* BEGIN *

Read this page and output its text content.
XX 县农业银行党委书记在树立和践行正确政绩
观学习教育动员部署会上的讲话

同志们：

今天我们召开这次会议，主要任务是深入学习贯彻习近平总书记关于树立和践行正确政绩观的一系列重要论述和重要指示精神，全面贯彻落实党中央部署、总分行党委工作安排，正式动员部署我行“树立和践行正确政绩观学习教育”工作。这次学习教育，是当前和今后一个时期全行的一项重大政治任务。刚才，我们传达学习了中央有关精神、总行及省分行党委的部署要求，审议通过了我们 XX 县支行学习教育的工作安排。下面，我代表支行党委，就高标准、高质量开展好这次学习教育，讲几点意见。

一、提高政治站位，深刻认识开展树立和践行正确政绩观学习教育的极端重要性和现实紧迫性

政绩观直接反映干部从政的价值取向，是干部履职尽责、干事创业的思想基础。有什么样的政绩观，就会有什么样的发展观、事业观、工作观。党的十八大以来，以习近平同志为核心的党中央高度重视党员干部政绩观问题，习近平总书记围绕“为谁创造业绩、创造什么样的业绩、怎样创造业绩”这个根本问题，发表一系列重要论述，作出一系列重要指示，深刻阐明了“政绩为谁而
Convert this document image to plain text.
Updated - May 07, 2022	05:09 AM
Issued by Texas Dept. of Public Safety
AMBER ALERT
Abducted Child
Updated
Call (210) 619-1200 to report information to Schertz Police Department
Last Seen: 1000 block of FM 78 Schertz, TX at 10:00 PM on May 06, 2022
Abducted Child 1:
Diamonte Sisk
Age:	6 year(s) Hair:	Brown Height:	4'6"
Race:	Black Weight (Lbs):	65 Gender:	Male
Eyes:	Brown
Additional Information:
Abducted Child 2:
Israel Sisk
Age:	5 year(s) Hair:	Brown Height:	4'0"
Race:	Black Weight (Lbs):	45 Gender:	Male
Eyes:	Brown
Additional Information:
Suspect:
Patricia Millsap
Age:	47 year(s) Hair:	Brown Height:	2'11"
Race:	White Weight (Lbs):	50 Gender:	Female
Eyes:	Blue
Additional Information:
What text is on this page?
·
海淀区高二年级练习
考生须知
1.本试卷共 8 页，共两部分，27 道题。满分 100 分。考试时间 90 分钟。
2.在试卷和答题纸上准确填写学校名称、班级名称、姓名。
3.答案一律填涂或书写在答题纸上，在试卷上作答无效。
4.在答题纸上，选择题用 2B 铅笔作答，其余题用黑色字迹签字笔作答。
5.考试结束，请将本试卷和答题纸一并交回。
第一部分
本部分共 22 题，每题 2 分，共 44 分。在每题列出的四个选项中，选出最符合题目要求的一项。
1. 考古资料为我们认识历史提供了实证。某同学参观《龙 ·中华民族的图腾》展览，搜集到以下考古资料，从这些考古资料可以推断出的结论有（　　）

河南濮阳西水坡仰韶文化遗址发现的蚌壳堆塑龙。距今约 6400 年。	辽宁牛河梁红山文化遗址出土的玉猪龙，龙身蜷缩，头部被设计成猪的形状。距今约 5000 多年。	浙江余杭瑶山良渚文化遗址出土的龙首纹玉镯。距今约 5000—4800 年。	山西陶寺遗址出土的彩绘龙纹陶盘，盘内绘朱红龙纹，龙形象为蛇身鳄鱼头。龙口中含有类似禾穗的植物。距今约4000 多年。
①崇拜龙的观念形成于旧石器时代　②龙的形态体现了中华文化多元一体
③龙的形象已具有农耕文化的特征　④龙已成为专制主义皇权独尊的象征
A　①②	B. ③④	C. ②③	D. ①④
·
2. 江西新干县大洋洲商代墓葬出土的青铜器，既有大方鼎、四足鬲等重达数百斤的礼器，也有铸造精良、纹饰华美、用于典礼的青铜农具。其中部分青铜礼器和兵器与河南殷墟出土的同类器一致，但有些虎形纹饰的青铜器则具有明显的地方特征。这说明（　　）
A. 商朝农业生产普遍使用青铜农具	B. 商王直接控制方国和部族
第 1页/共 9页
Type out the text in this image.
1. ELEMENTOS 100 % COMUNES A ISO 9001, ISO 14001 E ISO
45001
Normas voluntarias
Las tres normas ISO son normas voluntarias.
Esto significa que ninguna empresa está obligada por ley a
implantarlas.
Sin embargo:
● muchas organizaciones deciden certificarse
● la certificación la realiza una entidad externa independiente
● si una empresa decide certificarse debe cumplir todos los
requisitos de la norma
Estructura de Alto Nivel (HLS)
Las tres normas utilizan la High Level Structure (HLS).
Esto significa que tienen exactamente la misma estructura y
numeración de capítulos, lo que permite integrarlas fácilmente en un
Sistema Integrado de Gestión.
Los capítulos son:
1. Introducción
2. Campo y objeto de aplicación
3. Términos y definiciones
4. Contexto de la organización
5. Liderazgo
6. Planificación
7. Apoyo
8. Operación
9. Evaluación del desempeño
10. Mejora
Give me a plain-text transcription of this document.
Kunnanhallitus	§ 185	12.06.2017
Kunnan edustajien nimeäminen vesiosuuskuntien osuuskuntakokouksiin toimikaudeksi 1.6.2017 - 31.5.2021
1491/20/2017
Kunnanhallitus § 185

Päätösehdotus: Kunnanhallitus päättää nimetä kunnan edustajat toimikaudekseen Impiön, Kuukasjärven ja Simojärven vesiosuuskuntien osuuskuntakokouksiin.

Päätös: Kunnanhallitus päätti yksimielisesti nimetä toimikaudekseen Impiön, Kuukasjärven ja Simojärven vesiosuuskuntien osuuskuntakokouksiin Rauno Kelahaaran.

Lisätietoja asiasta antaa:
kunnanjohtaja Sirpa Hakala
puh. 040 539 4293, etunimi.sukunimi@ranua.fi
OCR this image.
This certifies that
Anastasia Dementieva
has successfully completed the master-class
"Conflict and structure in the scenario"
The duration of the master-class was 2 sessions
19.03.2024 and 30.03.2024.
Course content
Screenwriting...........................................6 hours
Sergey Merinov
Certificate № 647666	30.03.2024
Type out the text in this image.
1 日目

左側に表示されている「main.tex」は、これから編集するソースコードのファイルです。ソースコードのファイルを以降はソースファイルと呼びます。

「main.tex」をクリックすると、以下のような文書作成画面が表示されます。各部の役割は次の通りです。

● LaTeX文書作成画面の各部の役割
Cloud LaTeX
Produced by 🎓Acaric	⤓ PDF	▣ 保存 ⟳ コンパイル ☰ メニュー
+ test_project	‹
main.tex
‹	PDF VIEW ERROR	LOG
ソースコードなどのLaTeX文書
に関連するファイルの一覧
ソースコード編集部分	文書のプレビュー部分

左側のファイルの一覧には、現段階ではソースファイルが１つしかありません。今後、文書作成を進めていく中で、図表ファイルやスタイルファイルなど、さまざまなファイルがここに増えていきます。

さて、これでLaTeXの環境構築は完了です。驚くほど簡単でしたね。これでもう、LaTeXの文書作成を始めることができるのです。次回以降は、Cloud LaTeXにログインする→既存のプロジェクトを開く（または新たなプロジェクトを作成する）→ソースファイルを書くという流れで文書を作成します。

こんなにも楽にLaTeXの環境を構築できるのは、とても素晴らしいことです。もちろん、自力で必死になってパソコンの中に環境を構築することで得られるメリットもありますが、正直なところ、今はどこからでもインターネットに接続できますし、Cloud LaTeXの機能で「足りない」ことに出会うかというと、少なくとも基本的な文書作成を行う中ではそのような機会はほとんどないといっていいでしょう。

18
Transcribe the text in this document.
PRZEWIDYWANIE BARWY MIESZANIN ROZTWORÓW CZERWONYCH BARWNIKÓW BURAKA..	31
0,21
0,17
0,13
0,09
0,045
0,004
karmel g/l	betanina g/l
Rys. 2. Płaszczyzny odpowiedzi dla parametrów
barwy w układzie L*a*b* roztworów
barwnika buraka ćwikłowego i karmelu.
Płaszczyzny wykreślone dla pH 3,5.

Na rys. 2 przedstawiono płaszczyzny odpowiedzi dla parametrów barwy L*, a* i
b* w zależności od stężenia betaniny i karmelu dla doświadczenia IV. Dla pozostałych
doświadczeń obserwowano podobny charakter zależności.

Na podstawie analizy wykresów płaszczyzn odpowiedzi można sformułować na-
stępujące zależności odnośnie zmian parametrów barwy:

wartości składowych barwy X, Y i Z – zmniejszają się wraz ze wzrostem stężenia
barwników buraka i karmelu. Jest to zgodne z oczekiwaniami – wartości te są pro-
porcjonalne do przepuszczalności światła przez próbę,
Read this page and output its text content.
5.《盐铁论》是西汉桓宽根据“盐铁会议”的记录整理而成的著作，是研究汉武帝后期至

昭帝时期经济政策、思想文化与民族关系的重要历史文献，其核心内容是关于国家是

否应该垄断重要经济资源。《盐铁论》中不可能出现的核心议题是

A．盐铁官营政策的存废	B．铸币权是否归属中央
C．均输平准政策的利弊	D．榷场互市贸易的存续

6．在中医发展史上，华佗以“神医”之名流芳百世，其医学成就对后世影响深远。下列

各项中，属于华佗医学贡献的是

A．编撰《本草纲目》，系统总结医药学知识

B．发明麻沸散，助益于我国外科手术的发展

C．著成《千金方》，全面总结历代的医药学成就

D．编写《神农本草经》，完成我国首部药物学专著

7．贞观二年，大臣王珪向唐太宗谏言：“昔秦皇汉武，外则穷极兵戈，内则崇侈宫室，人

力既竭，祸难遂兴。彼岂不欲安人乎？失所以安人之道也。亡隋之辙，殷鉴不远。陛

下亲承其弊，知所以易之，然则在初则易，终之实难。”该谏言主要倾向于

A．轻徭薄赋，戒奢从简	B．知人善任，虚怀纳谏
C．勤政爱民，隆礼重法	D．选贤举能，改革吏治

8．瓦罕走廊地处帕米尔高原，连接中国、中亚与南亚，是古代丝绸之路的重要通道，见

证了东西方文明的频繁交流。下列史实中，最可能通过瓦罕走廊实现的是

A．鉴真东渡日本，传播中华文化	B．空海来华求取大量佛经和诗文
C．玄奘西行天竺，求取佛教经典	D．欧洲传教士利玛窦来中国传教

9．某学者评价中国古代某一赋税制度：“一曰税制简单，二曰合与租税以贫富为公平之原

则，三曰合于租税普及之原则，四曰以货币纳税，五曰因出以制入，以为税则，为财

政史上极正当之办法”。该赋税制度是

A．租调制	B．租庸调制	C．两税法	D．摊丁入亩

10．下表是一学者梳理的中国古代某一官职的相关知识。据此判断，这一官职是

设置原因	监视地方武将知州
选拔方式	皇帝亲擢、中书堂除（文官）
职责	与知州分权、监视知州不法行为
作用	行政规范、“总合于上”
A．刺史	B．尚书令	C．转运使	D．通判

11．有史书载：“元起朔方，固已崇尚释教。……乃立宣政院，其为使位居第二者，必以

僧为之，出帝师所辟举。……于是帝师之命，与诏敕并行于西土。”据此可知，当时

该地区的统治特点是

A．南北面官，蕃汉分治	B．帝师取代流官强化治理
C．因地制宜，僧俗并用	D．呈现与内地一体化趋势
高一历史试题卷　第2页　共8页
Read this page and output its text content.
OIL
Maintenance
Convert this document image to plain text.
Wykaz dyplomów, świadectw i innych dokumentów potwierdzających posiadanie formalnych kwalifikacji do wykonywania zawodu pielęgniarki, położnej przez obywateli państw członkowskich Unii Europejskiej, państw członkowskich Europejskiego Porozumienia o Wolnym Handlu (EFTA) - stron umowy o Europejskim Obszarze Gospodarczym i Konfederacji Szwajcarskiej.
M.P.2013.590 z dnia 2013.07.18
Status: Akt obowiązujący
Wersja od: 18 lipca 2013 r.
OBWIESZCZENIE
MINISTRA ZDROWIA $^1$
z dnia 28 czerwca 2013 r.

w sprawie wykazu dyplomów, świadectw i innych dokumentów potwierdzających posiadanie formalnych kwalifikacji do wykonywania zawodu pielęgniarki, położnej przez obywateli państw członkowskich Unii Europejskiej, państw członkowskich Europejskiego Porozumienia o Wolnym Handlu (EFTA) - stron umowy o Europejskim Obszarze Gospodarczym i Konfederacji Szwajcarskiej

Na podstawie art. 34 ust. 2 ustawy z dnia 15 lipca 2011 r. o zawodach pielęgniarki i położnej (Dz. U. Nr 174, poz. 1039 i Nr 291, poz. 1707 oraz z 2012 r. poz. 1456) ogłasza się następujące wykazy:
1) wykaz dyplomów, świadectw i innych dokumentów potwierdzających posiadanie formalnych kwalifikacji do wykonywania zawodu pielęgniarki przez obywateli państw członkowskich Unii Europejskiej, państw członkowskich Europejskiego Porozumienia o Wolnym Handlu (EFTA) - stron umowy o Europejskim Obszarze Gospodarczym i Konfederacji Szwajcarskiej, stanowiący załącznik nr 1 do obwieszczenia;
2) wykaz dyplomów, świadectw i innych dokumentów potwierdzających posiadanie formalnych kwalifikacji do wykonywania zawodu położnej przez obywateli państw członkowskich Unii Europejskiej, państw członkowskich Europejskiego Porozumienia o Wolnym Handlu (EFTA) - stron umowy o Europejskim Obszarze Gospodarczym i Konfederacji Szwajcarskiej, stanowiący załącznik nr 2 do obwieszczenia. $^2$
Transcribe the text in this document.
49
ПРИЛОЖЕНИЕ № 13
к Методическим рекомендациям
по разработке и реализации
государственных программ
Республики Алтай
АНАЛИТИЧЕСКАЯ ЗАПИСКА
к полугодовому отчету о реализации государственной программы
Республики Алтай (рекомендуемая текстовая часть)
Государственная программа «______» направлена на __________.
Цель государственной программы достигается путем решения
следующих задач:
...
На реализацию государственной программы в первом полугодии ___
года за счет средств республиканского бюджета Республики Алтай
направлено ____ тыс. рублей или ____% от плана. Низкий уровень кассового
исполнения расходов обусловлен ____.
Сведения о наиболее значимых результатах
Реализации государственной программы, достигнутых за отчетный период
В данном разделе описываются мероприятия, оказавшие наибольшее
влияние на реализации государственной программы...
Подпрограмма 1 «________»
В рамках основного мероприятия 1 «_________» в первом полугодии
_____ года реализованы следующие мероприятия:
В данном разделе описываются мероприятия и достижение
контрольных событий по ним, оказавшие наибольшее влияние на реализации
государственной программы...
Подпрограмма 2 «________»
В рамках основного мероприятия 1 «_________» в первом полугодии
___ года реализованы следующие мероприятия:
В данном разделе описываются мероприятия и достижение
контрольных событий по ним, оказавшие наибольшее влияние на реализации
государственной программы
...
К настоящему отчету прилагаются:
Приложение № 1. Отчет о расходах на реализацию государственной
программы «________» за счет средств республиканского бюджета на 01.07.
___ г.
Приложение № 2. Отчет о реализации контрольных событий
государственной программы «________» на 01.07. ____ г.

* END *

_Given problem_
Note each line of the entries that has "бюджета" in it, and copy those lines.

_Written solution_
года за счет средств республиканского бюджета Республики Алтай
программы «________» за счет средств республиканского бюджета на 01.07.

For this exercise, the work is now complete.